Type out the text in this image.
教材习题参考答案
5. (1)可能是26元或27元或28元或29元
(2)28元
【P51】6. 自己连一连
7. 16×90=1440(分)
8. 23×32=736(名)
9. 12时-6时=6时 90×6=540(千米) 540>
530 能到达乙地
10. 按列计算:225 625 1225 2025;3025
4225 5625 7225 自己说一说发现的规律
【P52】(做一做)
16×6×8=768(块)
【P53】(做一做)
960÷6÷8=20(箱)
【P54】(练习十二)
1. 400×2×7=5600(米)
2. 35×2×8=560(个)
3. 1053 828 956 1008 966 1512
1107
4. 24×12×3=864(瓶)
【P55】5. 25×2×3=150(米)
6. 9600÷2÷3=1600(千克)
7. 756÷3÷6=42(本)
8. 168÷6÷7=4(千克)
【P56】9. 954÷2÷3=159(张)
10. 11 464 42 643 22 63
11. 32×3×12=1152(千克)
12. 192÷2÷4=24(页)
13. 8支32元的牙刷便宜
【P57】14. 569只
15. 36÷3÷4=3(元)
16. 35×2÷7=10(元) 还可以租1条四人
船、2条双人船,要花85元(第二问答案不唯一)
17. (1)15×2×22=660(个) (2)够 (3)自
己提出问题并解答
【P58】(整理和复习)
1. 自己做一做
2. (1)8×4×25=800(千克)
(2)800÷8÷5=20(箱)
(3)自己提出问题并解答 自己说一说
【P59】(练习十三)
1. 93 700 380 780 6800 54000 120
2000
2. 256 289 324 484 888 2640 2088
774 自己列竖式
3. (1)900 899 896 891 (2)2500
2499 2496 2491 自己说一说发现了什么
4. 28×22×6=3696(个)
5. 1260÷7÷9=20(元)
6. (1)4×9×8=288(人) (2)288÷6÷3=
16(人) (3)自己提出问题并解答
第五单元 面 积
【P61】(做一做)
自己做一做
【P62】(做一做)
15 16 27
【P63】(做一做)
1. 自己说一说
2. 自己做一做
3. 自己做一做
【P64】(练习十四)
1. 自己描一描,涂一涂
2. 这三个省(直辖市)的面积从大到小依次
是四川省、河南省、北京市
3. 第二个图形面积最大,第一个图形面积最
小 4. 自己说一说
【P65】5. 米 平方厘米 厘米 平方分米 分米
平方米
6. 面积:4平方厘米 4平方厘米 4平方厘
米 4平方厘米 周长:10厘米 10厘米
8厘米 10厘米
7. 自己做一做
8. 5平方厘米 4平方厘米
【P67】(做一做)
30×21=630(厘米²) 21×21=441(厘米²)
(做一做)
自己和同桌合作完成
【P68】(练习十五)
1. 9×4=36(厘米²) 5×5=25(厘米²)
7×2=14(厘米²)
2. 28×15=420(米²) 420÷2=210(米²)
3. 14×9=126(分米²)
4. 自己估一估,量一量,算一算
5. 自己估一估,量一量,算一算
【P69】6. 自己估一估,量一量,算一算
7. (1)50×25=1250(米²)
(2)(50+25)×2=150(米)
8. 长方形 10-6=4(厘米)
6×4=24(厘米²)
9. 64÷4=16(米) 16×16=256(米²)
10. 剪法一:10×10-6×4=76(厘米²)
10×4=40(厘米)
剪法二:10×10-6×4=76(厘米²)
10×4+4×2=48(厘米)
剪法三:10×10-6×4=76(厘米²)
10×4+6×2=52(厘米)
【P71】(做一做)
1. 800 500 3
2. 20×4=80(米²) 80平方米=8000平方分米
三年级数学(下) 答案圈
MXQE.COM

### Task instructions
Go through the entries above and copy every line containing "自己估一估".

### Written solution
4. 自己估一估,量一量,算一算
5. 自己估一估,量一量,算一算
【P69】6. 自己估一估,量一量,算一算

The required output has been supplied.